- GIVEN REQUEST -
Every record should be written out exactly, with the pictures left out.

START EXTRACTED ENTRIES

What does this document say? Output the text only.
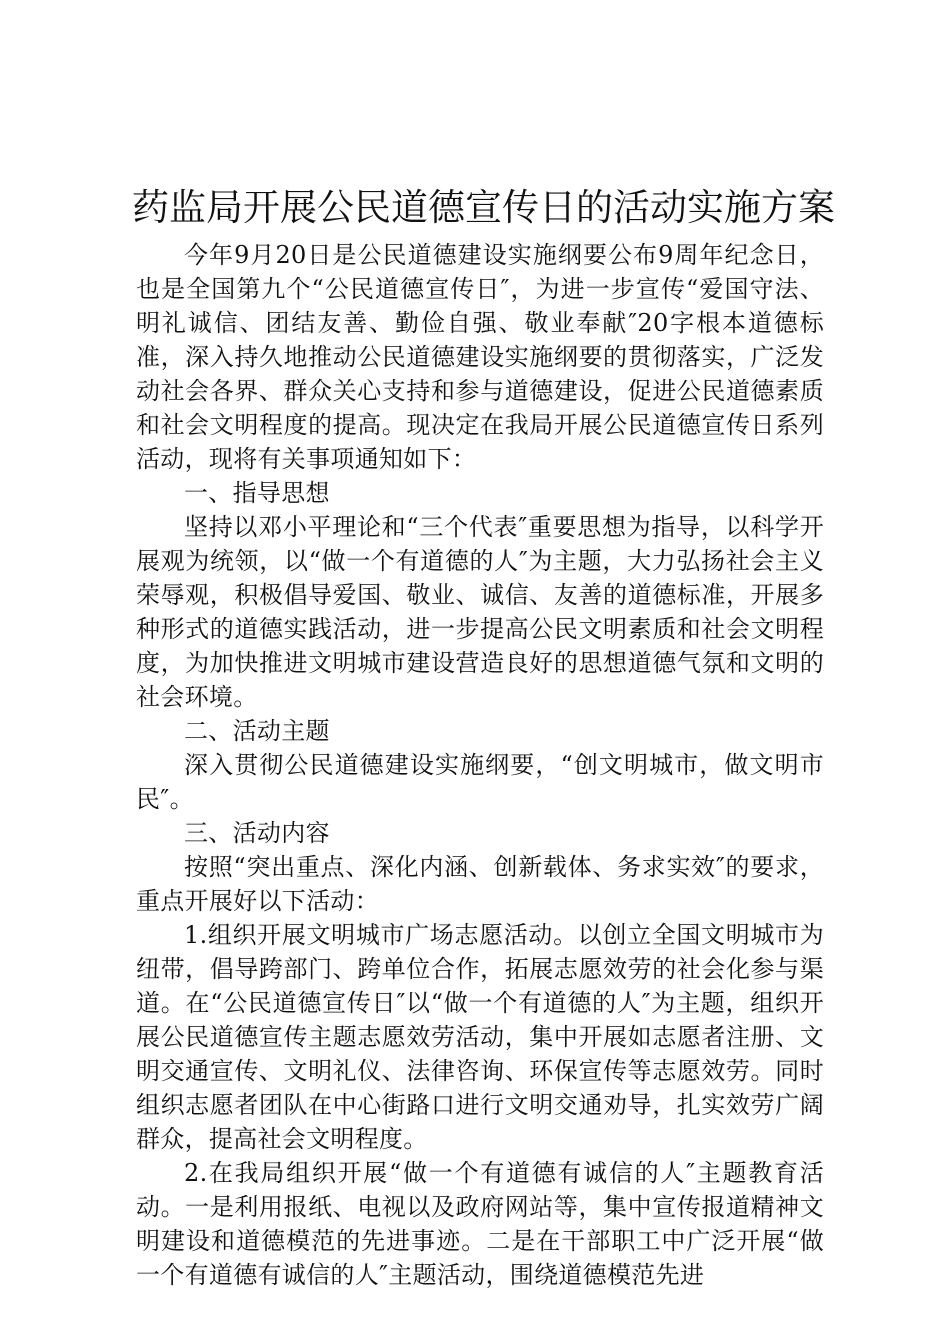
药监局开展公民道德宣传日的活动实施方案

今年9月20日是公民道德建设实施纲要公布9周年纪念日，也是全国第九个“公民道德宣传日″，为进一步宣传“爱国守法、明礼诚信、团结友善、勤俭自强、敬业奉献″20字根本道德标准，深入持久地推动公民道德建设实施纲要的贯彻落实，广泛发动社会各界、群众关心支持和参与道德建设，促进公民道德素质和社会文明程度的提高。现决定在我局开展公民道德宣传日系列活动，现将有关事项通知如下：

一、指导思想

坚持以邓小平理论和“三个代表″重要思想为指导，以科学开展观为统领，以“做一个有道德的人″为主题，大力弘扬社会主义荣辱观，积极倡导爱国、敬业、诚信、友善的道德标准，开展多种形式的道德实践活动，进一步提高公民文明素质和社会文明程度，为加快推进文明城市建设营造良好的思想道德气氛和文明的社会环境。

二、活动主题

深入贯彻公民道德建设实施纲要，“创文明城市，做文明市民″。

三、活动内容

按照“突出重点、深化内涵、创新载体、务求实效″的要求，重点开展好以下活动：

1.组织开展文明城市广场志愿活动。以创立全国文明城市为纽带，倡导跨部门、跨单位合作，拓展志愿效劳的社会化参与渠道。在“公民道德宣传日″以“做一个有道德的人″为主题，组织开展公民道德宣传主题志愿效劳活动，集中开展如志愿者注册、文明交通宣传、文明礼仪、法律咨询、环保宣传等志愿效劳。同时组织志愿者团队在中心街路口进行文明交通劝导，扎实效劳广阔群众，提高社会文明程度。

2.在我局组织开展“做一个有道德有诚信的人″主题教育活动。一是利用报纸、电视以及政府网站等，集中宣传报道精神文明建设和道德模范的先进事迹。二是在干部职工中广泛开展“做一个有道德有诚信的人″主题活动，围绕道德模范先进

END EXTRACTED ENTRIES

- OUTPUT FOR THIS TASK -
What does this document say? Output the text only.
药监局开展公民道德宣传日的活动实施方案

今年9月20日是公民道德建设实施纲要公布9周年纪念日，也是全国第九个“公民道德宣传日″，为进一步宣传“爱国守法、明礼诚信、团结友善、勤俭自强、敬业奉献″20字根本道德标准，深入持久地推动公民道德建设实施纲要的贯彻落实，广泛发动社会各界、群众关心支持和参与道德建设，促进公民道德素质和社会文明程度的提高。现决定在我局开展公民道德宣传日系列活动，现将有关事项通知如下：

一、指导思想

坚持以邓小平理论和“三个代表″重要思想为指导，以科学开展观为统领，以“做一个有道德的人″为主题，大力弘扬社会主义荣辱观，积极倡导爱国、敬业、诚信、友善的道德标准，开展多种形式的道德实践活动，进一步提高公民文明素质和社会文明程度，为加快推进文明城市建设营造良好的思想道德气氛和文明的社会环境。

二、活动主题

深入贯彻公民道德建设实施纲要，“创文明城市，做文明市民″。

三、活动内容

按照“突出重点、深化内涵、创新载体、务求实效″的要求，重点开展好以下活动：

1.组织开展文明城市广场志愿活动。以创立全国文明城市为纽带，倡导跨部门、跨单位合作，拓展志愿效劳的社会化参与渠道。在“公民道德宣传日″以“做一个有道德的人″为主题，组织开展公民道德宣传主题志愿效劳活动，集中开展如志愿者注册、文明交通宣传、文明礼仪、法律咨询、环保宣传等志愿效劳。同时组织志愿者团队在中心街路口进行文明交通劝导，扎实效劳广阔群众，提高社会文明程度。

2.在我局组织开展“做一个有道德有诚信的人″主题教育活动。一是利用报纸、电视以及政府网站等，集中宣传报道精神文明建设和道德模范的先进事迹。二是在干部职工中广泛开展“做一个有道德有诚信的人″主题活动，围绕道德模范先进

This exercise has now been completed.